* begin *

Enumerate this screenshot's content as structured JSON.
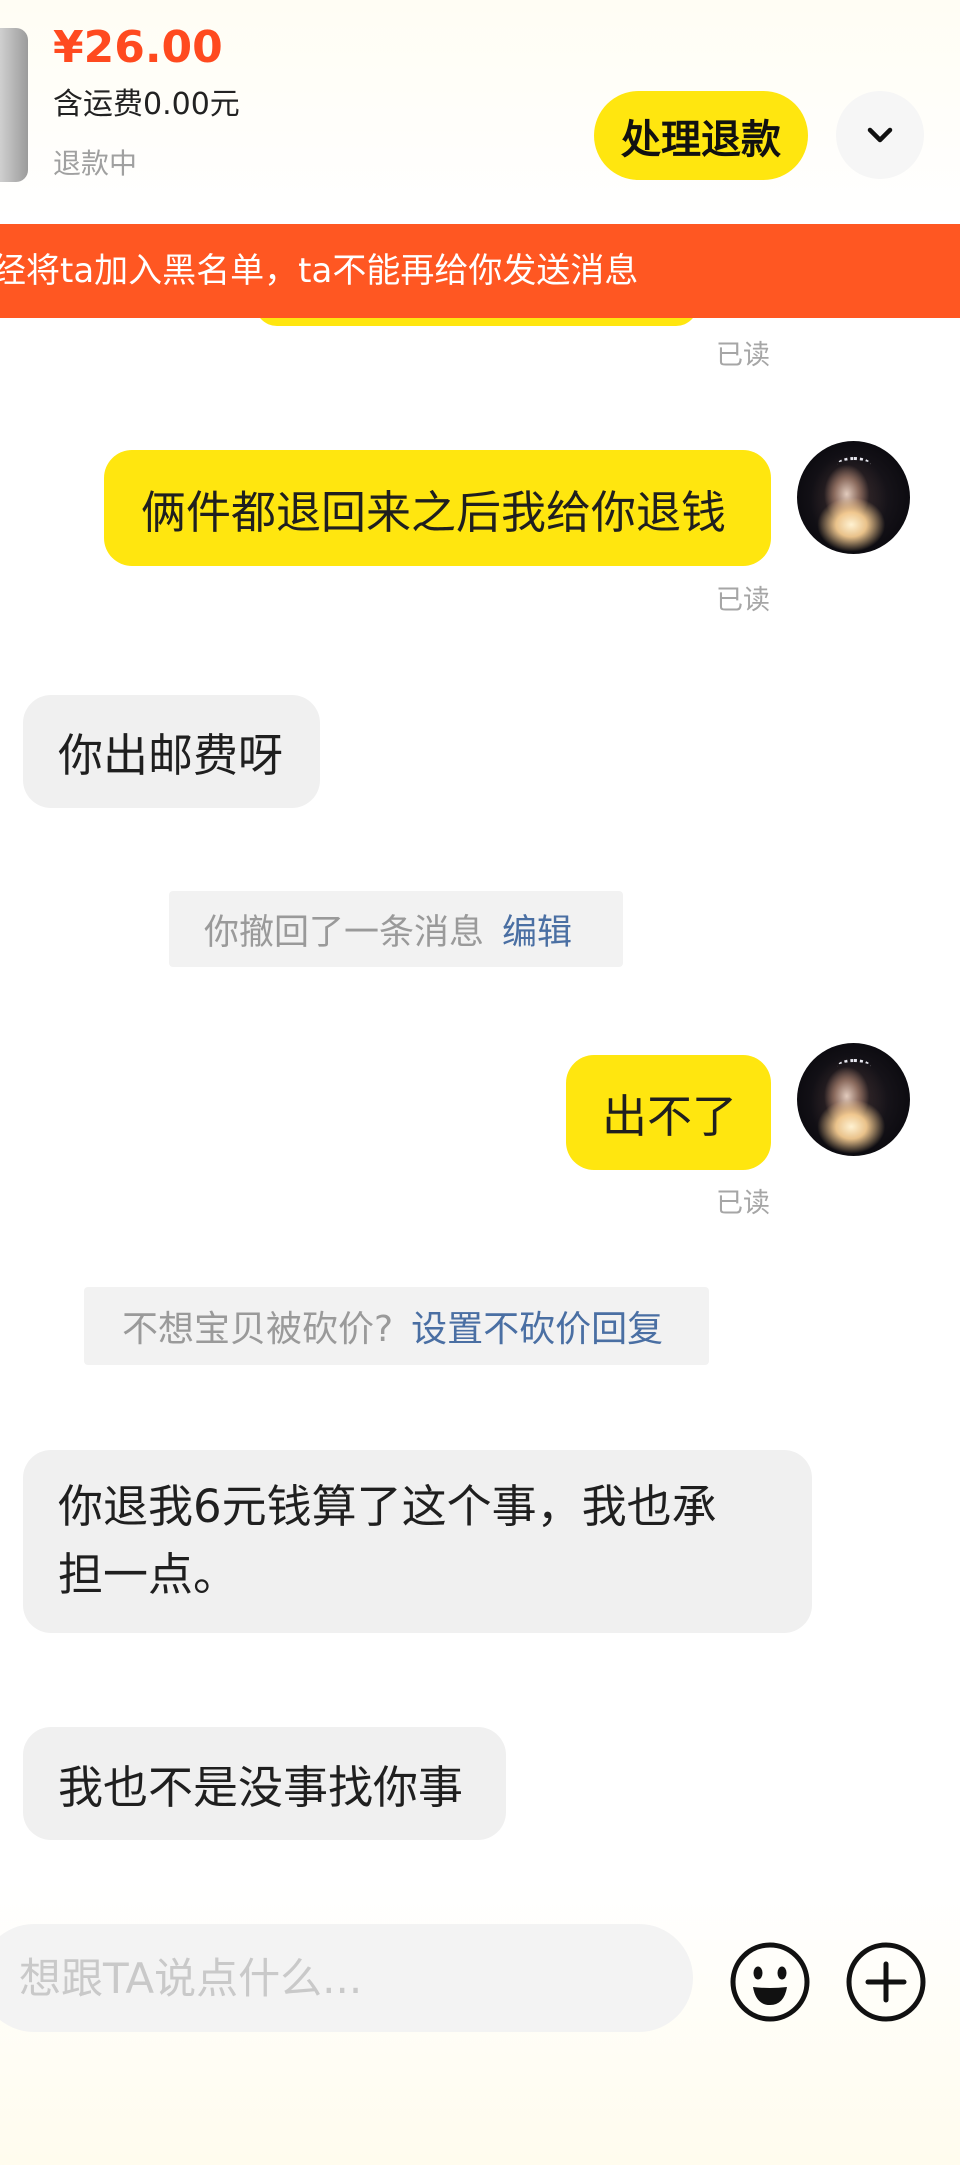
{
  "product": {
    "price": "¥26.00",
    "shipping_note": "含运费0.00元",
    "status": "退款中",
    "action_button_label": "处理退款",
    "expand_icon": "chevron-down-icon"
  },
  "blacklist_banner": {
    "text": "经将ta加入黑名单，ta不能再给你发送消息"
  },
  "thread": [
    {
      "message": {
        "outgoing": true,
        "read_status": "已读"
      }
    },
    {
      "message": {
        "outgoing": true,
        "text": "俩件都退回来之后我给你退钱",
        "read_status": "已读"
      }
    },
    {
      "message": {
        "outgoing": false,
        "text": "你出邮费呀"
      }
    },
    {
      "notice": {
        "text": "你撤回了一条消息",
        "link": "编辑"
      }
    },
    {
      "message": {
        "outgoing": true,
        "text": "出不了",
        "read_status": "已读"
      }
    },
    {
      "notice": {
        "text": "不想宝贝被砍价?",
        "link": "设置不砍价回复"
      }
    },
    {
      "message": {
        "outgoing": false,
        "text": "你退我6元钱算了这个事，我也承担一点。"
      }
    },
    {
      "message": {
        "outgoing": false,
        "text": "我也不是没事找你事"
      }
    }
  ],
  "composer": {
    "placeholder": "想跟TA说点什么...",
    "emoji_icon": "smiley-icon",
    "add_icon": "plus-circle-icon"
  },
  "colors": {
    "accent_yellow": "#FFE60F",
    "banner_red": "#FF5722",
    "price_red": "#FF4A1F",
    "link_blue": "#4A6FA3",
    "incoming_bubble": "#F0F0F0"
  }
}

* end *
* begin *

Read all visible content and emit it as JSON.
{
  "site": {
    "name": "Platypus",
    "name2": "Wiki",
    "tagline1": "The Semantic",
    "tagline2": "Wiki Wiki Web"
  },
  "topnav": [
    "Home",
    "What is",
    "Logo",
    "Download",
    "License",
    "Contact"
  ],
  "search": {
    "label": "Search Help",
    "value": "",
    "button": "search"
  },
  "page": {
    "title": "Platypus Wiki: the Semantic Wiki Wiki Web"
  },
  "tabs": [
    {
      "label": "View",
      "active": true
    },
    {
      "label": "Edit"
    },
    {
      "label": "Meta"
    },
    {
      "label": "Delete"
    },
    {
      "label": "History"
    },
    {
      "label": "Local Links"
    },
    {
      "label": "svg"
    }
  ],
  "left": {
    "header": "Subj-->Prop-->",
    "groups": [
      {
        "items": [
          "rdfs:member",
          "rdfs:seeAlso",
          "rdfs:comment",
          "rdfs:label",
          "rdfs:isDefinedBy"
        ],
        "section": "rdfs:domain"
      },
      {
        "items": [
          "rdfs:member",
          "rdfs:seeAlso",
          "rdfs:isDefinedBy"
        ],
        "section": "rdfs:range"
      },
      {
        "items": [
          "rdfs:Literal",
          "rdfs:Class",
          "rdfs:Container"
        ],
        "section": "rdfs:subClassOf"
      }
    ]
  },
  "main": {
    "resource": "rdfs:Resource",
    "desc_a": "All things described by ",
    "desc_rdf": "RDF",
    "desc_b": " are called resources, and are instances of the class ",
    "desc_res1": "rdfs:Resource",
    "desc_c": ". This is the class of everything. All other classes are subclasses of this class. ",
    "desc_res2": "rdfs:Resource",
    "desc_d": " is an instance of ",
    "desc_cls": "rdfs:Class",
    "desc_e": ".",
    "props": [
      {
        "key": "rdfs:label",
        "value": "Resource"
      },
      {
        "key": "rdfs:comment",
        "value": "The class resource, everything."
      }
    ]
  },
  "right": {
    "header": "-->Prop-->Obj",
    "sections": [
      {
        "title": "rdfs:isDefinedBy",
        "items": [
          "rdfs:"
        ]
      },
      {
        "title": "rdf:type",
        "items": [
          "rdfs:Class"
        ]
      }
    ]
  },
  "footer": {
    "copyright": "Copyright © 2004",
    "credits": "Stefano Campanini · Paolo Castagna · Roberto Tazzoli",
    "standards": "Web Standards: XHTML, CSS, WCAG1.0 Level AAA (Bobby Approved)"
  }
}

* end *

◆ GOAL OF THE EXERCISE ◆
Gather up every line in the data above that contains the word "content", copying each one.

◆ REPLY TO THE EXERCISE ◆
Enumerate this screenshot's content as structured JSON.
Read all visible content and emit it as JSON.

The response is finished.